EXERCISE: Find each line of the data below that contains the string "panel", treating uppercase and lowercase as different, and copy those lines out.

↓

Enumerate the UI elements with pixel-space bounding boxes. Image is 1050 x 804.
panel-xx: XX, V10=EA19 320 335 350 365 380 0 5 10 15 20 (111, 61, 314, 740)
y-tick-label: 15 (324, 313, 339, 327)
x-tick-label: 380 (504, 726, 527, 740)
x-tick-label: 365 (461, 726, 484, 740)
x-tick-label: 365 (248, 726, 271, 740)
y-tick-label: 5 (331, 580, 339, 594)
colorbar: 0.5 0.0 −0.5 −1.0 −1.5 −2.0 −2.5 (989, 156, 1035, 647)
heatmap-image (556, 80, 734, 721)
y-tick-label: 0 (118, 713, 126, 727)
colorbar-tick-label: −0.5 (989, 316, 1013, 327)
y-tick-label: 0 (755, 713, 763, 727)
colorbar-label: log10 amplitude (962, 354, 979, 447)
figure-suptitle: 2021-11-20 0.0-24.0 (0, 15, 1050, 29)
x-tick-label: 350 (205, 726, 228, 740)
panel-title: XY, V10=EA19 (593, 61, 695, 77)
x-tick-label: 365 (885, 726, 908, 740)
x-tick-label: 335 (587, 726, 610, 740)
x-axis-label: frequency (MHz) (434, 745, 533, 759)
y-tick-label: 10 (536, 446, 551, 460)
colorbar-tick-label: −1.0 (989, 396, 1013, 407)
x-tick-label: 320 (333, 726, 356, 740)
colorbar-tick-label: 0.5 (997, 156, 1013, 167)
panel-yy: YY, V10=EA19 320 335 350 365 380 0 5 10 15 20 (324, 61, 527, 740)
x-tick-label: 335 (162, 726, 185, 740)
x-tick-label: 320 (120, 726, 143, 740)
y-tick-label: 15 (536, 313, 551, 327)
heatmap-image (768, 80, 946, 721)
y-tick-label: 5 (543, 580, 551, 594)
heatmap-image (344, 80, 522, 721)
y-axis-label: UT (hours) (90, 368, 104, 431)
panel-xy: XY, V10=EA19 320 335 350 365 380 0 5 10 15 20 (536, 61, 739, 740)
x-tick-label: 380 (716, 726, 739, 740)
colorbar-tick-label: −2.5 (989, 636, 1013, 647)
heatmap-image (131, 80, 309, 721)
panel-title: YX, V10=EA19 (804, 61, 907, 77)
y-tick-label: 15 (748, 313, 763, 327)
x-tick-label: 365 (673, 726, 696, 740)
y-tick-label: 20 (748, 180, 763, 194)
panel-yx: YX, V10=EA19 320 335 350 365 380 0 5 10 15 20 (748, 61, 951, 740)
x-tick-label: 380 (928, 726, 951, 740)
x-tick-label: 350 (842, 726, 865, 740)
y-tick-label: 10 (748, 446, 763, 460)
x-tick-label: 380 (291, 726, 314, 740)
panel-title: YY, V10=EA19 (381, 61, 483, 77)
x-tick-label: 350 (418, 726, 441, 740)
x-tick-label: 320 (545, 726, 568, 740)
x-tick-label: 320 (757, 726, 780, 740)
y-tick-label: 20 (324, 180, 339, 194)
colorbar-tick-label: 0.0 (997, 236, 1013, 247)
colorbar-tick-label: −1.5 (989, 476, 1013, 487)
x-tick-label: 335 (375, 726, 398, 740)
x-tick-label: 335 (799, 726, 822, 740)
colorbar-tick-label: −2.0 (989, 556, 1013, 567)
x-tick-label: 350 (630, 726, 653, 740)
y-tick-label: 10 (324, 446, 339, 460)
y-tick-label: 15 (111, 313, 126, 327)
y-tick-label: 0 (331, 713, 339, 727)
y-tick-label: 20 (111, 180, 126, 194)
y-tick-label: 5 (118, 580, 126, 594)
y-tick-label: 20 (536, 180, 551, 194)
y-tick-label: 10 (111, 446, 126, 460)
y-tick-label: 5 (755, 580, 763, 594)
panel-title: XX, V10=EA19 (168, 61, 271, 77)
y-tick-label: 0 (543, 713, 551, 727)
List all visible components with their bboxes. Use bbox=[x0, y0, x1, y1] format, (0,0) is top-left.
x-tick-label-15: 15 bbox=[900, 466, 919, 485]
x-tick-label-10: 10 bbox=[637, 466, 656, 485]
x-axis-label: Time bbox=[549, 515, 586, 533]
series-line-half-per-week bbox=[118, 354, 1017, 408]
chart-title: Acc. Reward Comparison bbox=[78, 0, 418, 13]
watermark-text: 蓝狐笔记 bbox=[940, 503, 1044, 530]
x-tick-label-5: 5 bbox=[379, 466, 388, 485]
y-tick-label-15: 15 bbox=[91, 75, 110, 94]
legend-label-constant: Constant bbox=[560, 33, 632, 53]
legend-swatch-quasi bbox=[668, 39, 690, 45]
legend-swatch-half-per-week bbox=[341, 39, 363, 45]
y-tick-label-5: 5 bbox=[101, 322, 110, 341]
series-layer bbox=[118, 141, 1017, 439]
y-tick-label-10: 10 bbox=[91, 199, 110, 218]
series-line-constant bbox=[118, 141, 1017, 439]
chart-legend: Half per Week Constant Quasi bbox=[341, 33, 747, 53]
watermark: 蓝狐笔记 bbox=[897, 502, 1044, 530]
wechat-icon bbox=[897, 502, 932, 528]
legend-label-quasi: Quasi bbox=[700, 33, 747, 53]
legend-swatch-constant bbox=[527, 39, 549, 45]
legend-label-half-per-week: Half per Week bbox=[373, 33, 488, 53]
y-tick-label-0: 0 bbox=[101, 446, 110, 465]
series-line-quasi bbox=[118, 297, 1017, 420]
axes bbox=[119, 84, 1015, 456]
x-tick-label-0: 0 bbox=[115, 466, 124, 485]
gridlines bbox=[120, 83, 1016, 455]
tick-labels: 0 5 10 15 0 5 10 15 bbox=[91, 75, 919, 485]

↑

SOLVED EXERCISE:
panel-xx: XX, V10=EA19 320 335 350 365 380 0 5 10 15 20 (111, 61, 314, 740)
panel-title: XY, V10=EA19 (593, 61, 695, 77)
panel-yy: YY, V10=EA19 320 335 350 365 380 0 5 10 15 20 (324, 61, 527, 740)
panel-xy: XY, V10=EA19 320 335 350 365 380 0 5 10 15 20 (536, 61, 739, 740)
panel-title: YX, V10=EA19 (804, 61, 907, 77)
panel-yx: YX, V10=EA19 320 335 350 365 380 0 5 10 15 20 (748, 61, 951, 740)
panel-title: YY, V10=EA19 (381, 61, 483, 77)
panel-title: XX, V10=EA19 (168, 61, 271, 77)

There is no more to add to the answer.